◆ WHAT IS REQUIRED: Below are the records; copy each line in which "name" can be found.

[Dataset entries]

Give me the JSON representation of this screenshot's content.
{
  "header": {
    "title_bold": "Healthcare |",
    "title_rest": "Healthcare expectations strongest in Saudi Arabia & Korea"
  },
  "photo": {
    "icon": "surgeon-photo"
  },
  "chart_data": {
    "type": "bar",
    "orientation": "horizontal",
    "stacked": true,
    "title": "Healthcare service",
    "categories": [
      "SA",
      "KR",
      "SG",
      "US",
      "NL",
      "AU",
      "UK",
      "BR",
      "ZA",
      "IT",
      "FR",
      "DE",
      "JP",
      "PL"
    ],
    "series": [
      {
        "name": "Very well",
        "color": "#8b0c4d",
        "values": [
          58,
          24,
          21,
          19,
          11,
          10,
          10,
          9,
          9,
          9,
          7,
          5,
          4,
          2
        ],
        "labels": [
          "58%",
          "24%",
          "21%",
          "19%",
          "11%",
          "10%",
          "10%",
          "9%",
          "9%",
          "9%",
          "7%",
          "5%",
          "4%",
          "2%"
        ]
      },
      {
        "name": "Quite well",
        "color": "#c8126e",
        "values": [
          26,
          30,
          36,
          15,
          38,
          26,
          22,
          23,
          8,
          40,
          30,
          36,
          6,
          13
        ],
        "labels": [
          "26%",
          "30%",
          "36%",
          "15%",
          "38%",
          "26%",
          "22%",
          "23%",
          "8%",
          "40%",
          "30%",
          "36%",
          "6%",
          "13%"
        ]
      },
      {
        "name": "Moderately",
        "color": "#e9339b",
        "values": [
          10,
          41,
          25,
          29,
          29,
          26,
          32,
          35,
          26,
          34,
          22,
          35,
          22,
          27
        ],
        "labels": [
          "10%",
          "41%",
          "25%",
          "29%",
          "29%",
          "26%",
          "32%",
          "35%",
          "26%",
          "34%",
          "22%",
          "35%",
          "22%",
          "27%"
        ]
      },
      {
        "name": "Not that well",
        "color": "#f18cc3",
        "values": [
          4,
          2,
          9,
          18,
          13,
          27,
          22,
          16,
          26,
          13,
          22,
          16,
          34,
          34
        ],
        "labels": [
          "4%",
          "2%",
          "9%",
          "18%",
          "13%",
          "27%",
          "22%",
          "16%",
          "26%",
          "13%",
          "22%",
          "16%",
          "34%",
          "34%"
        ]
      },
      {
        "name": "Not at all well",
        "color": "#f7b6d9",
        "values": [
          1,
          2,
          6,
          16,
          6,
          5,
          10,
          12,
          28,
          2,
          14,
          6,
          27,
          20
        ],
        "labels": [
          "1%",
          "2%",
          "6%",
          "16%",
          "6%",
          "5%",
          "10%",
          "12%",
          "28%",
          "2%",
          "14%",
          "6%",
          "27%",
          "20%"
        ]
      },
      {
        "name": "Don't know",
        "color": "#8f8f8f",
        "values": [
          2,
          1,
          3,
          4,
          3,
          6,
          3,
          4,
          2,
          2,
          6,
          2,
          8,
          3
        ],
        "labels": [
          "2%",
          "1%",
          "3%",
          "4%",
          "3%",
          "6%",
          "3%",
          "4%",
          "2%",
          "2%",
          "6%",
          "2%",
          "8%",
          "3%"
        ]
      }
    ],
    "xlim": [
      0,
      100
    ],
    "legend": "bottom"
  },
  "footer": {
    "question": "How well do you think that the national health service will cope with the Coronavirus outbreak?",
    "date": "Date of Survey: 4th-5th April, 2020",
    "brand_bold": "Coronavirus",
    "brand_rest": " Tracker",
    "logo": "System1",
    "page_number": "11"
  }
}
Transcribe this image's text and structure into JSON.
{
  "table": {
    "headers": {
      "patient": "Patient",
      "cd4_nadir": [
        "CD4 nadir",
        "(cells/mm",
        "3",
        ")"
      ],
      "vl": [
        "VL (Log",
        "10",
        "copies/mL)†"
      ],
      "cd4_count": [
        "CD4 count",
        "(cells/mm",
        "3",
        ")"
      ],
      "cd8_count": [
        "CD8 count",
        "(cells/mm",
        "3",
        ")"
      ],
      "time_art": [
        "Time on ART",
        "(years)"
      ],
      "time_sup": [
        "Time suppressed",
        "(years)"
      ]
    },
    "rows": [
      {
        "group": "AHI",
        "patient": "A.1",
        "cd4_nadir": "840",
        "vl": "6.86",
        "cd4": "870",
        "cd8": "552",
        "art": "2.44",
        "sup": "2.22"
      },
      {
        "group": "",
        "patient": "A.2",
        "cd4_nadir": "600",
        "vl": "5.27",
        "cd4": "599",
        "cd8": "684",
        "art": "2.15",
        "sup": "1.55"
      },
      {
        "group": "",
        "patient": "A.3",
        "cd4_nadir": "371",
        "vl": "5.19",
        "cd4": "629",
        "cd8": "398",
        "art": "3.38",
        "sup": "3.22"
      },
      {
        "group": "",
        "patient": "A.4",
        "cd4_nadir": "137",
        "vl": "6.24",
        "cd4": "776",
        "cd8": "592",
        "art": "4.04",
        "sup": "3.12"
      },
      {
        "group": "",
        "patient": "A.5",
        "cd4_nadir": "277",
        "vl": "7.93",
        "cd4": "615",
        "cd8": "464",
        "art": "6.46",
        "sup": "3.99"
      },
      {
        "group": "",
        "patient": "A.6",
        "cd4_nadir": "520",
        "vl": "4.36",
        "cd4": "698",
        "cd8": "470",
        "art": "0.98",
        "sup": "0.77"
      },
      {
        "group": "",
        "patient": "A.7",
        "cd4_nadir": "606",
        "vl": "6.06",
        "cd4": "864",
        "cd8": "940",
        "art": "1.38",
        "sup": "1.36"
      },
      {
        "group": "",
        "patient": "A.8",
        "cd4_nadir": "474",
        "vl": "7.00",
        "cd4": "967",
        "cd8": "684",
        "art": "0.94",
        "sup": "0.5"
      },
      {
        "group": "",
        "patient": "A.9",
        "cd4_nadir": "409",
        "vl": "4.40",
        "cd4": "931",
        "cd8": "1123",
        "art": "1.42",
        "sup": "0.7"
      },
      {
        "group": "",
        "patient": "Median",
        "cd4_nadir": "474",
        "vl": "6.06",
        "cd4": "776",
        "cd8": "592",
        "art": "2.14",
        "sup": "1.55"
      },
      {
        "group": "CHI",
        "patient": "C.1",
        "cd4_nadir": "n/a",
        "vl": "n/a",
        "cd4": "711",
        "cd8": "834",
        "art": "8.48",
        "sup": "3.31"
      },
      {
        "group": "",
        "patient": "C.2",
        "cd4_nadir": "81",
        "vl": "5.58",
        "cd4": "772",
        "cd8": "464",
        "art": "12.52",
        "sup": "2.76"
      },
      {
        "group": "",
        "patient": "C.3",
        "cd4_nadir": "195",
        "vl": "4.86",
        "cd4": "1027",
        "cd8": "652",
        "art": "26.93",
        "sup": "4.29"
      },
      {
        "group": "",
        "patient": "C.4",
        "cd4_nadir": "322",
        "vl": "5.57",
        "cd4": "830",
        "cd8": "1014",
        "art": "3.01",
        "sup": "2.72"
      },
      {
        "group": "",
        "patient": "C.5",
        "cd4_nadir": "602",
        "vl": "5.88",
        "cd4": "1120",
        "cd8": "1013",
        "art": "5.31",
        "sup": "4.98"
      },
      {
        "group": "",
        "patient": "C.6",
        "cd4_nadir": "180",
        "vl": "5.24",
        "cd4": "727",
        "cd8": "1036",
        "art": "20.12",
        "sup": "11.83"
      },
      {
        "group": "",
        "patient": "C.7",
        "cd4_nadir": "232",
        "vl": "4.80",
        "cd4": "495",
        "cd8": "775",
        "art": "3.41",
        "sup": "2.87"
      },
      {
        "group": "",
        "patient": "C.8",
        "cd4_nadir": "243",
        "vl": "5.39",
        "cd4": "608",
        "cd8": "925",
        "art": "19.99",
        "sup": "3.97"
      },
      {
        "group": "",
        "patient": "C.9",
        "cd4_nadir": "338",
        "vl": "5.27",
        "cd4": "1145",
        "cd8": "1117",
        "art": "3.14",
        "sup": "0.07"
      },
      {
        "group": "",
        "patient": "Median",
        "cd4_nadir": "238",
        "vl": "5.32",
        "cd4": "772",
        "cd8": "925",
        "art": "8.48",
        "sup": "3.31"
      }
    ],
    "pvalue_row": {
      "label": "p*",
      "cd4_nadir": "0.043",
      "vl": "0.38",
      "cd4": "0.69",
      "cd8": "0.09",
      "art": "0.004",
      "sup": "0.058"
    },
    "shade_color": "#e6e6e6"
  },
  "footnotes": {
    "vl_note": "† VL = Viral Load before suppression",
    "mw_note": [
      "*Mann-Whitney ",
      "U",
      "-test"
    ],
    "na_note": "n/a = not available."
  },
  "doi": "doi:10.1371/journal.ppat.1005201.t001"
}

◆ FINISHED EXERCISE:
        "name": "Very well",
        "name": "Quite well",
        "name": "Moderately",
        "name": "Not that well",
        "name": "Not at all well",
        "name": "Don't know",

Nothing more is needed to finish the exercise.